SET TASK: Return each line containing the string "this".

DATA PROVIDED:
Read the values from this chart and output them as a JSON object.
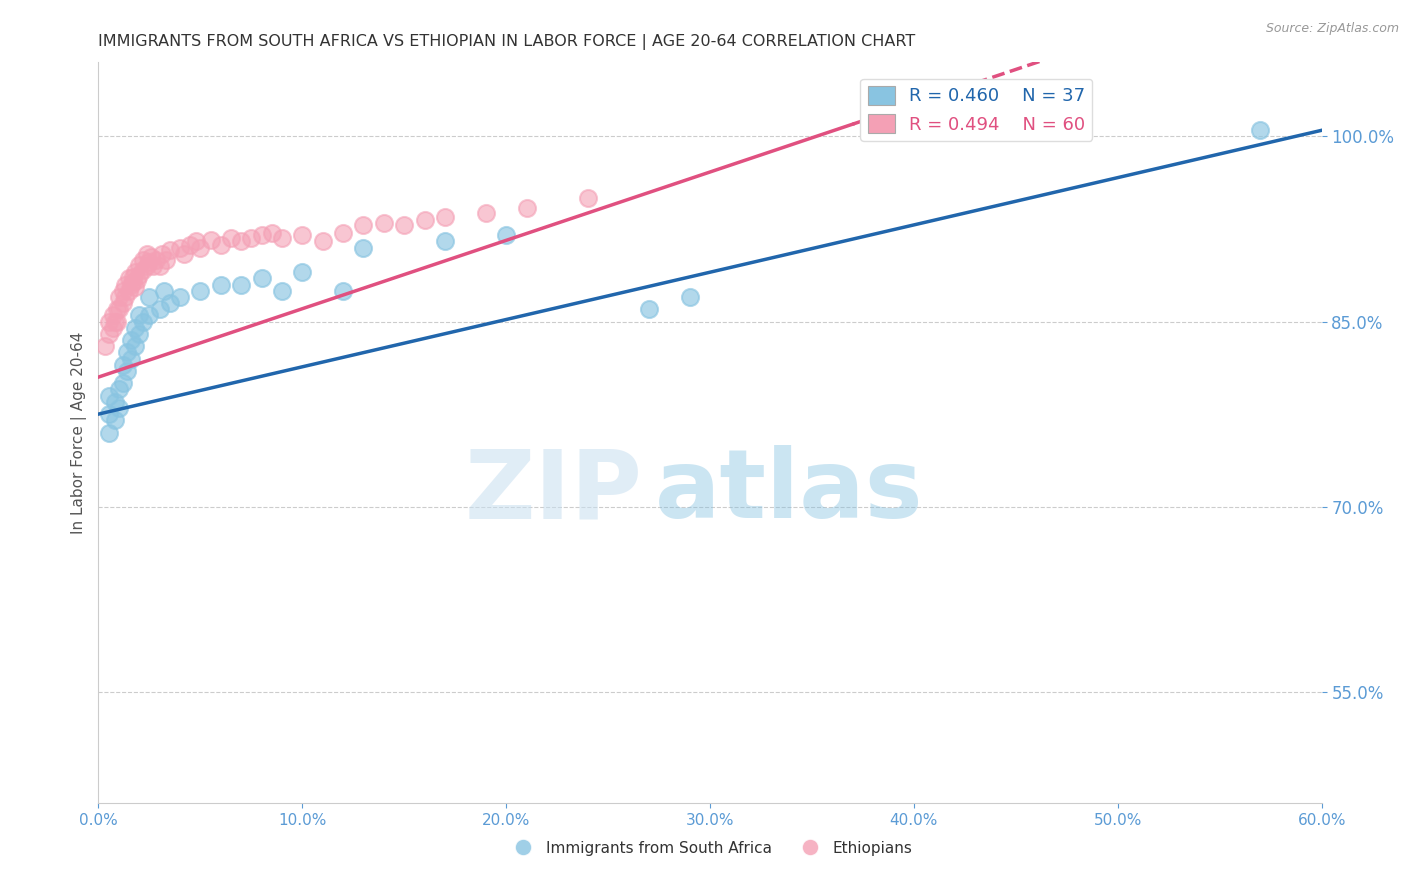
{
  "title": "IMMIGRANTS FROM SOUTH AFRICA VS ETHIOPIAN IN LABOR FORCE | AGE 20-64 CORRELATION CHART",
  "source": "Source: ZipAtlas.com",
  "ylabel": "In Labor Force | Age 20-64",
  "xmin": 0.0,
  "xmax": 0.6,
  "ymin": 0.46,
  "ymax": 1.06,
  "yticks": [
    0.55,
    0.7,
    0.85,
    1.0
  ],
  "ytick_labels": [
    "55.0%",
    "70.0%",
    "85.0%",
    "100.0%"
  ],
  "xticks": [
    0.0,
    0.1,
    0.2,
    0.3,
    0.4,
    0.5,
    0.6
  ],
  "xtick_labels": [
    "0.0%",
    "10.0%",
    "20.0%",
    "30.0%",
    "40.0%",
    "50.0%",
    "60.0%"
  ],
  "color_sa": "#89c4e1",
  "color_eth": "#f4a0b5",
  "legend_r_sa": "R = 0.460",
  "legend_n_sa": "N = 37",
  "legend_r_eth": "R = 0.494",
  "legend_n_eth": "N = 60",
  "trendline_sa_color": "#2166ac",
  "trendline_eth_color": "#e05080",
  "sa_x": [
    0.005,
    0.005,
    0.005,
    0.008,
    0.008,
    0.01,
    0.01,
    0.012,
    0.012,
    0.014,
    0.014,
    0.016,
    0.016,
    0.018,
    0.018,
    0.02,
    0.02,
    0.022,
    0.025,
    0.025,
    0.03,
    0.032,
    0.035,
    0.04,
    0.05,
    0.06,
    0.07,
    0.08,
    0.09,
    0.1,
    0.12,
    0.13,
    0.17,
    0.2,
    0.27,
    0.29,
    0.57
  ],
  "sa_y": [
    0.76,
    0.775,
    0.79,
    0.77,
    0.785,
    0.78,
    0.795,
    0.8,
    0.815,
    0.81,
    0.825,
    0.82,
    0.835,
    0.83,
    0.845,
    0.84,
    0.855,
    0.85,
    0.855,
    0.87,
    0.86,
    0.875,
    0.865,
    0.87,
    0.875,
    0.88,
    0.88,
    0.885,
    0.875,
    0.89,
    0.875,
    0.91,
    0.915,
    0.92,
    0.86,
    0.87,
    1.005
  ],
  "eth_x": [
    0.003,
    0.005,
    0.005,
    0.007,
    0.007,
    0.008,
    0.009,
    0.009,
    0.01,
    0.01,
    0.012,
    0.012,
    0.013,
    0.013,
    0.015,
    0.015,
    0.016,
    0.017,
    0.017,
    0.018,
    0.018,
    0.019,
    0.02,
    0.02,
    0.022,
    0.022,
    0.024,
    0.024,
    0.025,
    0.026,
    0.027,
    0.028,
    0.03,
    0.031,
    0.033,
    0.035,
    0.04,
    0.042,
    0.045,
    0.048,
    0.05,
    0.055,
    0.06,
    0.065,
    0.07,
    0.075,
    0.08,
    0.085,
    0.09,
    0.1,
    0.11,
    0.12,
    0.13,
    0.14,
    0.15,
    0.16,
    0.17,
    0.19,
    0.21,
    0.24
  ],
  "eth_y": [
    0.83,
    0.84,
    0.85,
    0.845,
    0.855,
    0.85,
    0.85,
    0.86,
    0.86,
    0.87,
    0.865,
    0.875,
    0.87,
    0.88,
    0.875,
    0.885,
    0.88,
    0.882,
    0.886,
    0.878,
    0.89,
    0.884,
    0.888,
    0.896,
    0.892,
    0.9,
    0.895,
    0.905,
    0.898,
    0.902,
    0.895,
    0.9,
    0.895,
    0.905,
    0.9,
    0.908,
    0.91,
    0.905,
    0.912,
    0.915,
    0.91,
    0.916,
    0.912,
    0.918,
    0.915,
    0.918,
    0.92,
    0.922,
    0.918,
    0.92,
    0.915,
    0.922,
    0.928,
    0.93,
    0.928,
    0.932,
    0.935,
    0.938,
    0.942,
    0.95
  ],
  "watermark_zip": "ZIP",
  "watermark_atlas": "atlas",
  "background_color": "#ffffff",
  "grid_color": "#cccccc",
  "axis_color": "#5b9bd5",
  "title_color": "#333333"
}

* * *

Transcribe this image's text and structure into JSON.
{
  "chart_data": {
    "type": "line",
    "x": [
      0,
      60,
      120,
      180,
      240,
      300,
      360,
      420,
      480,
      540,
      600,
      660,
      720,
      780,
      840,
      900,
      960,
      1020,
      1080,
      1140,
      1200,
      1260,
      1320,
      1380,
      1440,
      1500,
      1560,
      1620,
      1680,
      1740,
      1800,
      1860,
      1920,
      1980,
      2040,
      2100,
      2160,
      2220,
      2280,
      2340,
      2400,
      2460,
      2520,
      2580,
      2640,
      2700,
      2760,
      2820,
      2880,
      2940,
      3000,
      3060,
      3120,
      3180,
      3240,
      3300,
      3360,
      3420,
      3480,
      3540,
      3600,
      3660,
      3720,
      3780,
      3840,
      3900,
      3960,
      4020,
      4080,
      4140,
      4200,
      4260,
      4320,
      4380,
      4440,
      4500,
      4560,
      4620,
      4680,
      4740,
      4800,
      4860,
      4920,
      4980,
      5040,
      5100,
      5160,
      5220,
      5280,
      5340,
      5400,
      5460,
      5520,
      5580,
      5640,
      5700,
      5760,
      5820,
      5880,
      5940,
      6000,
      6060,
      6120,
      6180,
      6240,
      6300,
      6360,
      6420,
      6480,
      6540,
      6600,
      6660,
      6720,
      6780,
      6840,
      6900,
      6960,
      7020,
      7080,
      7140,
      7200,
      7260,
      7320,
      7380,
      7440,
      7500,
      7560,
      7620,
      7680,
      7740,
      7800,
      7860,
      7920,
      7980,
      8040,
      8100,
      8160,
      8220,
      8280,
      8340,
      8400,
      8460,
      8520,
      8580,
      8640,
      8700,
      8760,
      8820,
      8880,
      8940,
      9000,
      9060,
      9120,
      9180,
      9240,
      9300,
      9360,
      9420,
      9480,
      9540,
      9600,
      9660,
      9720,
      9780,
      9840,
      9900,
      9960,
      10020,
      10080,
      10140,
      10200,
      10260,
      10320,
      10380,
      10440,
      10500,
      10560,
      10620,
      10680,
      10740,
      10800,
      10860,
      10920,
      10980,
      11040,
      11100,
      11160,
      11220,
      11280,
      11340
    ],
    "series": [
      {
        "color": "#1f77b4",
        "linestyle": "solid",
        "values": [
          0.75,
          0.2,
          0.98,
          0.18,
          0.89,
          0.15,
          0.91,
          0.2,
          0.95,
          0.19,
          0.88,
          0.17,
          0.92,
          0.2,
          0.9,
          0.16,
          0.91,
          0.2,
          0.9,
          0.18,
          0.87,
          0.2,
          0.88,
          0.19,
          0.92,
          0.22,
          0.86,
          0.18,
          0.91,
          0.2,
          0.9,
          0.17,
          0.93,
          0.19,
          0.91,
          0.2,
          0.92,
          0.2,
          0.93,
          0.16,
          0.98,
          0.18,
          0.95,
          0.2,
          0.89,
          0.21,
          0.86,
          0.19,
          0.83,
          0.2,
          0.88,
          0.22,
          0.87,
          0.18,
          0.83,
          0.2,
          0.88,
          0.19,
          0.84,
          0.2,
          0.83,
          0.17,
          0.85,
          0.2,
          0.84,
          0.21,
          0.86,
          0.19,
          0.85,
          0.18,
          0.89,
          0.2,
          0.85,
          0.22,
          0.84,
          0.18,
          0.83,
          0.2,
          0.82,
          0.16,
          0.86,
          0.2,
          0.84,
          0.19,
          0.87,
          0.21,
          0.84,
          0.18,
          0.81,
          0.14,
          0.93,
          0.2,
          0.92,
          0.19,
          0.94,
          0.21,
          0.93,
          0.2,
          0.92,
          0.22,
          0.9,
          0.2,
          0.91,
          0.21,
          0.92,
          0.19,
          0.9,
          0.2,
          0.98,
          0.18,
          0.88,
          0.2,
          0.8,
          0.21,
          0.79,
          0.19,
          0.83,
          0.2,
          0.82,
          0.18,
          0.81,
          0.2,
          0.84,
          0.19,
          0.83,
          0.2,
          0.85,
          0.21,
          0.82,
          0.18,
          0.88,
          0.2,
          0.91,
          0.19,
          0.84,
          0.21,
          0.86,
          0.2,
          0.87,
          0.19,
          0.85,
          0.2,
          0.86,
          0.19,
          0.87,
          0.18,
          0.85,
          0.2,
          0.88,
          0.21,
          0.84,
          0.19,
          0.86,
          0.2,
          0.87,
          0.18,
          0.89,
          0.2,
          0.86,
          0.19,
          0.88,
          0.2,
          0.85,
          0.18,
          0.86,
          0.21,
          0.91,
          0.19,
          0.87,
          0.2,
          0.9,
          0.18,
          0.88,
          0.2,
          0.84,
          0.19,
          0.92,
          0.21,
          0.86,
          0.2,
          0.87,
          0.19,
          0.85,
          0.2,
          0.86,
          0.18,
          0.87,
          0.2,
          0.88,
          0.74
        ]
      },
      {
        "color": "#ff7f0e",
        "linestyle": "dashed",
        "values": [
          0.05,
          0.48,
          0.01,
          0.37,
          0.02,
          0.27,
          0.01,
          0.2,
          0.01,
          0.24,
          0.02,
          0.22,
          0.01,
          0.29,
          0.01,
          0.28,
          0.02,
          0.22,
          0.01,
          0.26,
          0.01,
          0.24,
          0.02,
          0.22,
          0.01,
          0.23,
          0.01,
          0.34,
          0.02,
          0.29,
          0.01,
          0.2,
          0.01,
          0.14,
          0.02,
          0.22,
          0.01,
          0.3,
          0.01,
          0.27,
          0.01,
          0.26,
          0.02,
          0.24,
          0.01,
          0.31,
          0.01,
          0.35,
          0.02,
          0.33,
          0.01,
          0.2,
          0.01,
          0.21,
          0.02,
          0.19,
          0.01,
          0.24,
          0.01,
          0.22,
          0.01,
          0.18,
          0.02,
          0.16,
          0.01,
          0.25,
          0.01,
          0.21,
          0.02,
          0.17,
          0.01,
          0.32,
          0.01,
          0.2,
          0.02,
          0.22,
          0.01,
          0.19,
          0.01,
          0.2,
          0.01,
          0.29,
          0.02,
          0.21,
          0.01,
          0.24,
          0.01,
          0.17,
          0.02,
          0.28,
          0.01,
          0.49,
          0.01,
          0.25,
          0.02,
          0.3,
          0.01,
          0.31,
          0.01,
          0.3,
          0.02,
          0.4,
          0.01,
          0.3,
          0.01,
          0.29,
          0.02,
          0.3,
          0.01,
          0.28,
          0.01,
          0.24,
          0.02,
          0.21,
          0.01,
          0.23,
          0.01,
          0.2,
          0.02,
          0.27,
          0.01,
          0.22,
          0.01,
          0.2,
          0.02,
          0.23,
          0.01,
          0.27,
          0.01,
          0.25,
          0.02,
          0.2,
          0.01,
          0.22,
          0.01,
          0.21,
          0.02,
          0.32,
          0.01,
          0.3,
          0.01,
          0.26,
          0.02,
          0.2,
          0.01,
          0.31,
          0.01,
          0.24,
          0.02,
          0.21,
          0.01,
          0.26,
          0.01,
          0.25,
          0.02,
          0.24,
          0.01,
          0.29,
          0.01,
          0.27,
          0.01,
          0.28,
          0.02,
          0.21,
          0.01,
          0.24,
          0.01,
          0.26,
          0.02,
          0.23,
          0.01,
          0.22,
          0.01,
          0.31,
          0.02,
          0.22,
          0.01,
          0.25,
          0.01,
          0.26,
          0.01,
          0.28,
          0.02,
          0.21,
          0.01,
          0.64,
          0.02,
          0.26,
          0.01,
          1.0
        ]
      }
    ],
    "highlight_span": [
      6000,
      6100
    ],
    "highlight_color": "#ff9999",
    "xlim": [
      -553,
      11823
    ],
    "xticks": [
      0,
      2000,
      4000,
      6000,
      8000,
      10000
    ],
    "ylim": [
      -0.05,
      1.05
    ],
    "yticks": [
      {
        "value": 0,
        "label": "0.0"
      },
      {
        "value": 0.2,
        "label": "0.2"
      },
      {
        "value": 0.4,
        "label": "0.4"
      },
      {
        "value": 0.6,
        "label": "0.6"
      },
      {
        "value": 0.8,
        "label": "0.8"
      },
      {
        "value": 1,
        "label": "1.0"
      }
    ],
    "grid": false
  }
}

ANSWER IN FULL:
Read the values from this chart and output them as a JSON object.
Transcribe this image's text and structure into JSON.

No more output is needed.